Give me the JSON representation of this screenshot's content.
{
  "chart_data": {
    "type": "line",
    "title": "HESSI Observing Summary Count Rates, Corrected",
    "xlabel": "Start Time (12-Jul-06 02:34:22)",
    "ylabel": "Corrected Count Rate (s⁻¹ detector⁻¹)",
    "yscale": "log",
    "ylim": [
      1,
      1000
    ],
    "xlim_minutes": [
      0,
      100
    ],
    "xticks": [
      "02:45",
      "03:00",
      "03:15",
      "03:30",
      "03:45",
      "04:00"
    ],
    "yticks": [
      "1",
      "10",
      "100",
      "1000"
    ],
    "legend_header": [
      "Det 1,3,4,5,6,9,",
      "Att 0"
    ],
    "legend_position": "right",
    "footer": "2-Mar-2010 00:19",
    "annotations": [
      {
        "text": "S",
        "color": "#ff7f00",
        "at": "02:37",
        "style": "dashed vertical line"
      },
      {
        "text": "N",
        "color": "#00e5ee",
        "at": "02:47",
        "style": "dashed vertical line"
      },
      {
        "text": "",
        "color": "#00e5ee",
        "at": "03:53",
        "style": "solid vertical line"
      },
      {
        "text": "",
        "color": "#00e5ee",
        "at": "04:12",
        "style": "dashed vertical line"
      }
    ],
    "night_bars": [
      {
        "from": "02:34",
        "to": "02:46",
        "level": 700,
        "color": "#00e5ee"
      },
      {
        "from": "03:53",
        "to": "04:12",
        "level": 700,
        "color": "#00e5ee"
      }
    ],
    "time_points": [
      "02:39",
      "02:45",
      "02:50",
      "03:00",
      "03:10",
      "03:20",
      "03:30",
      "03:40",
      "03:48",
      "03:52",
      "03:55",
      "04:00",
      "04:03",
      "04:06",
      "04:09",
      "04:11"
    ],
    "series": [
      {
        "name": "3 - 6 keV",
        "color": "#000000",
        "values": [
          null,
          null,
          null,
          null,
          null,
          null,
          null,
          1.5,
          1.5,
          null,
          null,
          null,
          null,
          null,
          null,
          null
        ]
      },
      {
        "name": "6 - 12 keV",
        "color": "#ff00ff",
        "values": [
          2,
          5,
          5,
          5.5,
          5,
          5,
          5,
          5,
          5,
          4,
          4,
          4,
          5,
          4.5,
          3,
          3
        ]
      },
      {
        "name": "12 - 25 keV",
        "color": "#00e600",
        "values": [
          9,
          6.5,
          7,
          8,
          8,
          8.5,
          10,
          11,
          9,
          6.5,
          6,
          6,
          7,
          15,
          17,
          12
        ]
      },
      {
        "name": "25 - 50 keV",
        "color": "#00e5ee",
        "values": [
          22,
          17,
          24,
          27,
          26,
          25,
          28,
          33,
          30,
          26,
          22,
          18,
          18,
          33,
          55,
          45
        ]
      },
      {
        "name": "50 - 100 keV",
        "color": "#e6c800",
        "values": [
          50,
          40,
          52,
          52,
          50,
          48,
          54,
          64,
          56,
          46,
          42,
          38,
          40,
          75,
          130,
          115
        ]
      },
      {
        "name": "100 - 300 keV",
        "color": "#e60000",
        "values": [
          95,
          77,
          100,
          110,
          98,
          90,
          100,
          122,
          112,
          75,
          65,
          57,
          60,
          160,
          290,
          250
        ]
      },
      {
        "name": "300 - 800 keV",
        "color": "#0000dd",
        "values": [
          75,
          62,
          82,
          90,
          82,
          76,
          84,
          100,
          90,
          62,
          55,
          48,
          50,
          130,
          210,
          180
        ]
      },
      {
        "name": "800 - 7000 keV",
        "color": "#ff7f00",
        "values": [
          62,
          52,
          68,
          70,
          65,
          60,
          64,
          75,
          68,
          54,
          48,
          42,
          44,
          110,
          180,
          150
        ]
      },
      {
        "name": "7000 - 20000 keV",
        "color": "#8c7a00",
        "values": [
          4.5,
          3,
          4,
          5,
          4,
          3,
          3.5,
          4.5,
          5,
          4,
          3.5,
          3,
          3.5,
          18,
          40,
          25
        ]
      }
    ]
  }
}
****************
Exactly as shown, repeat every record.

Give me the JSON representation of this screenshot's content.
{
  "chart_data": {
    "type": "line",
    "title": "HESSI Observing Summary Count Rates, Corrected",
    "xlabel": "Start Time (12-Jul-06 02:34:22)",
    "ylabel": "Corrected Count Rate (s⁻¹ detector⁻¹)",
    "yscale": "log",
    "ylim": [
      1,
      1000
    ],
    "xlim_minutes": [
      0,
      100
    ],
    "xticks": [
      "02:45",
      "03:00",
      "03:15",
      "03:30",
      "03:45",
      "04:00"
    ],
    "yticks": [
      "1",
      "10",
      "100",
      "1000"
    ],
    "legend_header": [
      "Det 1,3,4,5,6,9,",
      "Att 0"
    ],
    "legend_position": "right",
    "footer": "2-Mar-2010 00:19",
    "annotations": [
      {
        "text": "S",
        "color": "#ff7f00",
        "at": "02:37",
        "style": "dashed vertical line"
      },
      {
        "text": "N",
        "color": "#00e5ee",
        "at": "02:47",
        "style": "dashed vertical line"
      },
      {
        "text": "",
        "color": "#00e5ee",
        "at": "03:53",
        "style": "solid vertical line"
      },
      {
        "text": "",
        "color": "#00e5ee",
        "at": "04:12",
        "style": "dashed vertical line"
      }
    ],
    "night_bars": [
      {
        "from": "02:34",
        "to": "02:46",
        "level": 700,
        "color": "#00e5ee"
      },
      {
        "from": "03:53",
        "to": "04:12",
        "level": 700,
        "color": "#00e5ee"
      }
    ],
    "time_points": [
      "02:39",
      "02:45",
      "02:50",
      "03:00",
      "03:10",
      "03:20",
      "03:30",
      "03:40",
      "03:48",
      "03:52",
      "03:55",
      "04:00",
      "04:03",
      "04:06",
      "04:09",
      "04:11"
    ],
    "series": [
      {
        "name": "3 - 6 keV",
        "color": "#000000",
        "values": [
          null,
          null,
          null,
          null,
          null,
          null,
          null,
          1.5,
          1.5,
          null,
          null,
          null,
          null,
          null,
          null,
          null
        ]
      },
      {
        "name": "6 - 12 keV",
        "color": "#ff00ff",
        "values": [
          2,
          5,
          5,
          5.5,
          5,
          5,
          5,
          5,
          5,
          4,
          4,
          4,
          5,
          4.5,
          3,
          3
        ]
      },
      {
        "name": "12 - 25 keV",
        "color": "#00e600",
        "values": [
          9,
          6.5,
          7,
          8,
          8,
          8.5,
          10,
          11,
          9,
          6.5,
          6,
          6,
          7,
          15,
          17,
          12
        ]
      },
      {
        "name": "25 - 50 keV",
        "color": "#00e5ee",
        "values": [
          22,
          17,
          24,
          27,
          26,
          25,
          28,
          33,
          30,
          26,
          22,
          18,
          18,
          33,
          55,
          45
        ]
      },
      {
        "name": "50 - 100 keV",
        "color": "#e6c800",
        "values": [
          50,
          40,
          52,
          52,
          50,
          48,
          54,
          64,
          56,
          46,
          42,
          38,
          40,
          75,
          130,
          115
        ]
      },
      {
        "name": "100 - 300 keV",
        "color": "#e60000",
        "values": [
          95,
          77,
          100,
          110,
          98,
          90,
          100,
          122,
          112,
          75,
          65,
          57,
          60,
          160,
          290,
          250
        ]
      },
      {
        "name": "300 - 800 keV",
        "color": "#0000dd",
        "values": [
          75,
          62,
          82,
          90,
          82,
          76,
          84,
          100,
          90,
          62,
          55,
          48,
          50,
          130,
          210,
          180
        ]
      },
      {
        "name": "800 - 7000 keV",
        "color": "#ff7f00",
        "values": [
          62,
          52,
          68,
          70,
          65,
          60,
          64,
          75,
          68,
          54,
          48,
          42,
          44,
          110,
          180,
          150
        ]
      },
      {
        "name": "7000 - 20000 keV",
        "color": "#8c7a00",
        "values": [
          4.5,
          3,
          4,
          5,
          4,
          3,
          3.5,
          4.5,
          5,
          4,
          3.5,
          3,
          3.5,
          18,
          40,
          25
        ]
      }
    ]
  }
}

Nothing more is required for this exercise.